- WHAT IS EXPECTED:
The entries below should be quoted exactly, with no pictures carried over.

===

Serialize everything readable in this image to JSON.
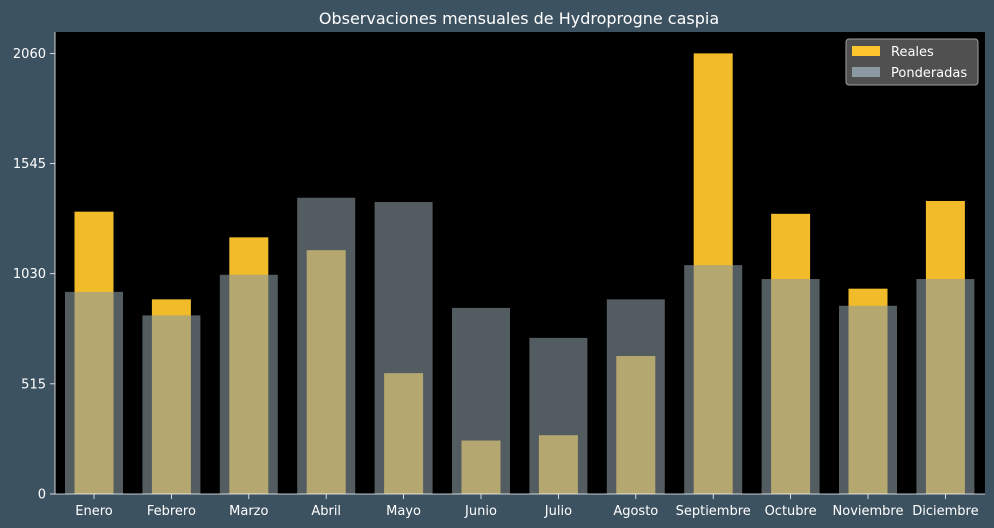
{
  "chart_data": {
    "type": "bar",
    "title": "Observaciones mensuales de Hydroprogne caspia",
    "xlabel": "",
    "ylabel": "",
    "categories": [
      "Enero",
      "Febrero",
      "Marzo",
      "Abril",
      "Mayo",
      "Junio",
      "Julio",
      "Agosto",
      "Septiembre",
      "Octubre",
      "Noviembre",
      "Diciembre"
    ],
    "series": [
      {
        "name": "Reales",
        "color": "#ffc52c",
        "values": [
          1320,
          910,
          1200,
          1140,
          565,
          250,
          275,
          645,
          2060,
          1310,
          960,
          1370
        ]
      },
      {
        "name": "Ponderadas",
        "color": "#8a9aa0",
        "values": [
          945,
          835,
          1025,
          1385,
          1365,
          870,
          730,
          910,
          1070,
          1005,
          880,
          1005
        ]
      }
    ],
    "yticks": [
      0,
      515,
      1030,
      1545,
      2060
    ],
    "ylim": [
      0,
      2160
    ],
    "grid": false,
    "legend_position": "top-right",
    "colors": {
      "figure_background": "#3d5260",
      "plot_background": "#000000",
      "text": "#ffffff"
    }
  }
}
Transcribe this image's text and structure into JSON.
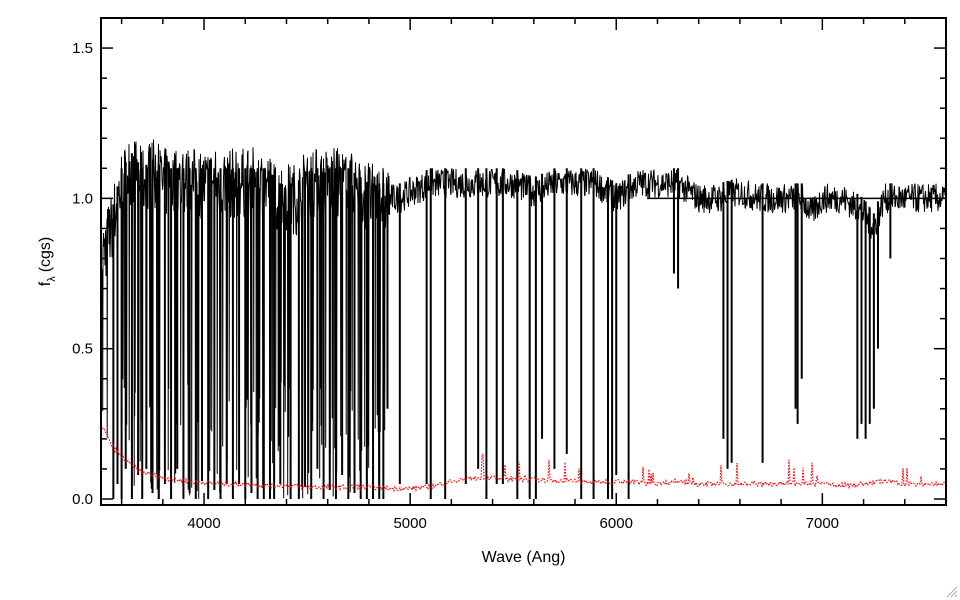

===

- REPLY TO THE EXERCISE:
Serialize everything readable in this image to JSON.
{
  "chart_data": {
    "type": "bar",
    "title": "Observaciones mensuales de Hydroprogne caspia",
    "xlabel": "",
    "ylabel": "",
    "categories": [
      "Enero",
      "Febrero",
      "Marzo",
      "Abril",
      "Mayo",
      "Junio",
      "Julio",
      "Agosto",
      "Septiembre",
      "Octubre",
      "Noviembre",
      "Diciembre"
    ],
    "series": [
      {
        "name": "Reales",
        "color": "#ffc52c",
        "values": [
          1320,
          910,
          1200,
          1140,
          565,
          250,
          275,
          645,
          2060,
          1310,
          960,
          1370
        ]
      },
      {
        "name": "Ponderadas",
        "color": "#8a9aa0",
        "values": [
          945,
          835,
          1025,
          1385,
          1365,
          870,
          730,
          910,
          1070,
          1005,
          880,
          1005
        ]
      }
    ],
    "yticks": [
      0,
      515,
      1030,
      1545,
      2060
    ],
    "ylim": [
      0,
      2160
    ],
    "grid": false,
    "legend_position": "top-right",
    "colors": {
      "figure_background": "#3d5260",
      "plot_background": "#000000",
      "text": "#ffffff"
    }
  }
}
Transcribe this image's text and structure into JSON.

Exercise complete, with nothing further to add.